Available data -
[Start]

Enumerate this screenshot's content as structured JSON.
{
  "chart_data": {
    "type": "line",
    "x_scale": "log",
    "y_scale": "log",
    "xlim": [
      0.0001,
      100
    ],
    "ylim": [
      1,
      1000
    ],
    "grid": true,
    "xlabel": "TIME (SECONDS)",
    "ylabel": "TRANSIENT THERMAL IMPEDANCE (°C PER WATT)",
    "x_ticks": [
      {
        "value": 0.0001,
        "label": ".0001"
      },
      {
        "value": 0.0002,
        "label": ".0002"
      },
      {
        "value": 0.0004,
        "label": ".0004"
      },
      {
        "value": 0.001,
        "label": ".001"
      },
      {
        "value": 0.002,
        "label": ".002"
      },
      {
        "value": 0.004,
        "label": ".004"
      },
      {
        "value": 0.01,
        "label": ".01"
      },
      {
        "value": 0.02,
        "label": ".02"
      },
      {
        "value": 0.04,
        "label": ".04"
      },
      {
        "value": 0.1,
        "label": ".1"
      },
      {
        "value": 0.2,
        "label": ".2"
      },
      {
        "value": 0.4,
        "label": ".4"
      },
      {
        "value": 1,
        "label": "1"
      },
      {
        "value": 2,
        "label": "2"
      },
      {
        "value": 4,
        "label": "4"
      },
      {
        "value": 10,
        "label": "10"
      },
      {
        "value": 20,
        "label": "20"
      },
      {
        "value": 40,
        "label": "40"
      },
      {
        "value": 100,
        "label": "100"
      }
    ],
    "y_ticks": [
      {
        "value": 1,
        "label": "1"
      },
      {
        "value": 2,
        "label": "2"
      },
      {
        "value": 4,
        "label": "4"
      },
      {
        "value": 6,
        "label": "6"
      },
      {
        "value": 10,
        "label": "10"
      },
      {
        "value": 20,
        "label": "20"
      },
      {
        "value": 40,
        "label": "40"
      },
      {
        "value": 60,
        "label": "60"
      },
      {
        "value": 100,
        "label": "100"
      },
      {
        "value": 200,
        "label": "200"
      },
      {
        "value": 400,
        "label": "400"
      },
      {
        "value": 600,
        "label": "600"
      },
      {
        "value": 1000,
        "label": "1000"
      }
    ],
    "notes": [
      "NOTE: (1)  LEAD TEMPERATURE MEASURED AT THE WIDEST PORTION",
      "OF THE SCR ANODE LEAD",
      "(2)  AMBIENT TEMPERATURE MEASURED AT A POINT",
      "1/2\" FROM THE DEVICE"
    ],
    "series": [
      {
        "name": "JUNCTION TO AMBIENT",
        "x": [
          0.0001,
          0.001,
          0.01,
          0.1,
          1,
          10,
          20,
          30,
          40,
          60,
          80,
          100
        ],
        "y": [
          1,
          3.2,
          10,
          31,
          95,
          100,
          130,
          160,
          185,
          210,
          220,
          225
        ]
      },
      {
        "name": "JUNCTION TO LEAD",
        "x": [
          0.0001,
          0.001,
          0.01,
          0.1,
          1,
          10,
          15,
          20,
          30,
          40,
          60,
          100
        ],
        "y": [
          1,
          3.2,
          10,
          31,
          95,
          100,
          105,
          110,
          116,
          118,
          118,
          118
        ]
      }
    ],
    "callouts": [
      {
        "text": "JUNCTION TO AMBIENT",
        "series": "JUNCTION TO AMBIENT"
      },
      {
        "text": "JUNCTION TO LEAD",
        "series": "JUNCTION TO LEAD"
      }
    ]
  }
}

[End]

Goal - Extract every record. Keep wording exact.

Expected answer -
Enumerate this screenshot's content as structured JSON.
{
  "chart_data": {
    "type": "line",
    "x_scale": "log",
    "y_scale": "log",
    "xlim": [
      0.0001,
      100
    ],
    "ylim": [
      1,
      1000
    ],
    "grid": true,
    "xlabel": "TIME (SECONDS)",
    "ylabel": "TRANSIENT THERMAL IMPEDANCE (°C PER WATT)",
    "x_ticks": [
      {
        "value": 0.0001,
        "label": ".0001"
      },
      {
        "value": 0.0002,
        "label": ".0002"
      },
      {
        "value": 0.0004,
        "label": ".0004"
      },
      {
        "value": 0.001,
        "label": ".001"
      },
      {
        "value": 0.002,
        "label": ".002"
      },
      {
        "value": 0.004,
        "label": ".004"
      },
      {
        "value": 0.01,
        "label": ".01"
      },
      {
        "value": 0.02,
        "label": ".02"
      },
      {
        "value": 0.04,
        "label": ".04"
      },
      {
        "value": 0.1,
        "label": ".1"
      },
      {
        "value": 0.2,
        "label": ".2"
      },
      {
        "value": 0.4,
        "label": ".4"
      },
      {
        "value": 1,
        "label": "1"
      },
      {
        "value": 2,
        "label": "2"
      },
      {
        "value": 4,
        "label": "4"
      },
      {
        "value": 10,
        "label": "10"
      },
      {
        "value": 20,
        "label": "20"
      },
      {
        "value": 40,
        "label": "40"
      },
      {
        "value": 100,
        "label": "100"
      }
    ],
    "y_ticks": [
      {
        "value": 1,
        "label": "1"
      },
      {
        "value": 2,
        "label": "2"
      },
      {
        "value": 4,
        "label": "4"
      },
      {
        "value": 6,
        "label": "6"
      },
      {
        "value": 10,
        "label": "10"
      },
      {
        "value": 20,
        "label": "20"
      },
      {
        "value": 40,
        "label": "40"
      },
      {
        "value": 60,
        "label": "60"
      },
      {
        "value": 100,
        "label": "100"
      },
      {
        "value": 200,
        "label": "200"
      },
      {
        "value": 400,
        "label": "400"
      },
      {
        "value": 600,
        "label": "600"
      },
      {
        "value": 1000,
        "label": "1000"
      }
    ],
    "notes": [
      "NOTE: (1)  LEAD TEMPERATURE MEASURED AT THE WIDEST PORTION",
      "OF THE SCR ANODE LEAD",
      "(2)  AMBIENT TEMPERATURE MEASURED AT A POINT",
      "1/2\" FROM THE DEVICE"
    ],
    "series": [
      {
        "name": "JUNCTION TO AMBIENT",
        "x": [
          0.0001,
          0.001,
          0.01,
          0.1,
          1,
          10,
          20,
          30,
          40,
          60,
          80,
          100
        ],
        "y": [
          1,
          3.2,
          10,
          31,
          95,
          100,
          130,
          160,
          185,
          210,
          220,
          225
        ]
      },
      {
        "name": "JUNCTION TO LEAD",
        "x": [
          0.0001,
          0.001,
          0.01,
          0.1,
          1,
          10,
          15,
          20,
          30,
          40,
          60,
          100
        ],
        "y": [
          1,
          3.2,
          10,
          31,
          95,
          100,
          105,
          110,
          116,
          118,
          118,
          118
        ]
      }
    ],
    "callouts": [
      {
        "text": "JUNCTION TO AMBIENT",
        "series": "JUNCTION TO AMBIENT"
      },
      {
        "text": "JUNCTION TO LEAD",
        "series": "JUNCTION TO LEAD"
      }
    ]
  }
}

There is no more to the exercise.